BEGIN Data entries

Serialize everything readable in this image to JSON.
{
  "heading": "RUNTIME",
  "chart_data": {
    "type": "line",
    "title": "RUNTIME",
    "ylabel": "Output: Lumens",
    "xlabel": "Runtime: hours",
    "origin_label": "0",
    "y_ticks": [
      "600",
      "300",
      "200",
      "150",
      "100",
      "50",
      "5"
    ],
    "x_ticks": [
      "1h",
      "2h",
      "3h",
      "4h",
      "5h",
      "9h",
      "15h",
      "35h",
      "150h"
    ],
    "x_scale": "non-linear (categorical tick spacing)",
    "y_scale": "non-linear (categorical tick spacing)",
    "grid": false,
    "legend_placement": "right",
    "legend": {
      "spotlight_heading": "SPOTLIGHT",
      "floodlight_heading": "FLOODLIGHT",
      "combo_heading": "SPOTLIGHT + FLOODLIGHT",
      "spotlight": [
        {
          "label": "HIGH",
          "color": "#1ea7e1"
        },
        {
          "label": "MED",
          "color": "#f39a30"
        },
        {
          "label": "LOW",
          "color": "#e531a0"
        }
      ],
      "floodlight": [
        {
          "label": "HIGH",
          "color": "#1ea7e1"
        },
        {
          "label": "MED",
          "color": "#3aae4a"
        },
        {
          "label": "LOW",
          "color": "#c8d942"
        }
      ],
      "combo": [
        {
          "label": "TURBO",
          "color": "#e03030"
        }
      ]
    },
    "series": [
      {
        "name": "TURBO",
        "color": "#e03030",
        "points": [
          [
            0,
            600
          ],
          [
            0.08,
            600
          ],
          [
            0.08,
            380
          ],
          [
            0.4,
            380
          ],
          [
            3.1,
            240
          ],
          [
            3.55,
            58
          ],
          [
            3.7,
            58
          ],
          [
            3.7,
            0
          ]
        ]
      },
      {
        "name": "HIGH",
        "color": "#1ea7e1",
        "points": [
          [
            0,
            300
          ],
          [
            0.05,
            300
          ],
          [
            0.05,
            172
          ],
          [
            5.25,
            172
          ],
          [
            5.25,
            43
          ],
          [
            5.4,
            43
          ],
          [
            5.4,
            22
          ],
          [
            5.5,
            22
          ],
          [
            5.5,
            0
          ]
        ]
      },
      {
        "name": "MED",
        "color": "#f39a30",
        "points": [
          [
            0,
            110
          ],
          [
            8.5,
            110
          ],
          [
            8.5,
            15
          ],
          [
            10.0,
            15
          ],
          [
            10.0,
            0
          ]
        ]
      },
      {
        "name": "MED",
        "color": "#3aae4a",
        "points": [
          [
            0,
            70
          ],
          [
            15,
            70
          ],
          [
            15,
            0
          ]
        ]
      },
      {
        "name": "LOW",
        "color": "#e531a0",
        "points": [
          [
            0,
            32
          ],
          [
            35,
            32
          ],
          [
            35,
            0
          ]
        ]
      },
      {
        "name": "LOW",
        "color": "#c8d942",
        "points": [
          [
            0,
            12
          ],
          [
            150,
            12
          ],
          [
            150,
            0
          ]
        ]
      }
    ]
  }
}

END Data entries

▶ Brief
From the records above, extract every line exactly as it stands.

▶ Result
Serialize everything readable in this image to JSON.
{
  "heading": "RUNTIME",
  "chart_data": {
    "type": "line",
    "title": "RUNTIME",
    "ylabel": "Output: Lumens",
    "xlabel": "Runtime: hours",
    "origin_label": "0",
    "y_ticks": [
      "600",
      "300",
      "200",
      "150",
      "100",
      "50",
      "5"
    ],
    "x_ticks": [
      "1h",
      "2h",
      "3h",
      "4h",
      "5h",
      "9h",
      "15h",
      "35h",
      "150h"
    ],
    "x_scale": "non-linear (categorical tick spacing)",
    "y_scale": "non-linear (categorical tick spacing)",
    "grid": false,
    "legend_placement": "right",
    "legend": {
      "spotlight_heading": "SPOTLIGHT",
      "floodlight_heading": "FLOODLIGHT",
      "combo_heading": "SPOTLIGHT + FLOODLIGHT",
      "spotlight": [
        {
          "label": "HIGH",
          "color": "#1ea7e1"
        },
        {
          "label": "MED",
          "color": "#f39a30"
        },
        {
          "label": "LOW",
          "color": "#e531a0"
        }
      ],
      "floodlight": [
        {
          "label": "HIGH",
          "color": "#1ea7e1"
        },
        {
          "label": "MED",
          "color": "#3aae4a"
        },
        {
          "label": "LOW",
          "color": "#c8d942"
        }
      ],
      "combo": [
        {
          "label": "TURBO",
          "color": "#e03030"
        }
      ]
    },
    "series": [
      {
        "name": "TURBO",
        "color": "#e03030",
        "points": [
          [
            0,
            600
          ],
          [
            0.08,
            600
          ],
          [
            0.08,
            380
          ],
          [
            0.4,
            380
          ],
          [
            3.1,
            240
          ],
          [
            3.55,
            58
          ],
          [
            3.7,
            58
          ],
          [
            3.7,
            0
          ]
        ]
      },
      {
        "name": "HIGH",
        "color": "#1ea7e1",
        "points": [
          [
            0,
            300
          ],
          [
            0.05,
            300
          ],
          [
            0.05,
            172
          ],
          [
            5.25,
            172
          ],
          [
            5.25,
            43
          ],
          [
            5.4,
            43
          ],
          [
            5.4,
            22
          ],
          [
            5.5,
            22
          ],
          [
            5.5,
            0
          ]
        ]
      },
      {
        "name": "MED",
        "color": "#f39a30",
        "points": [
          [
            0,
            110
          ],
          [
            8.5,
            110
          ],
          [
            8.5,
            15
          ],
          [
            10.0,
            15
          ],
          [
            10.0,
            0
          ]
        ]
      },
      {
        "name": "MED",
        "color": "#3aae4a",
        "points": [
          [
            0,
            70
          ],
          [
            15,
            70
          ],
          [
            15,
            0
          ]
        ]
      },
      {
        "name": "LOW",
        "color": "#e531a0",
        "points": [
          [
            0,
            32
          ],
          [
            35,
            32
          ],
          [
            35,
            0
          ]
        ]
      },
      {
        "name": "LOW",
        "color": "#c8d942",
        "points": [
          [
            0,
            12
          ],
          [
            150,
            12
          ],
          [
            150,
            0
          ]
        ]
      }
    ]
  }
}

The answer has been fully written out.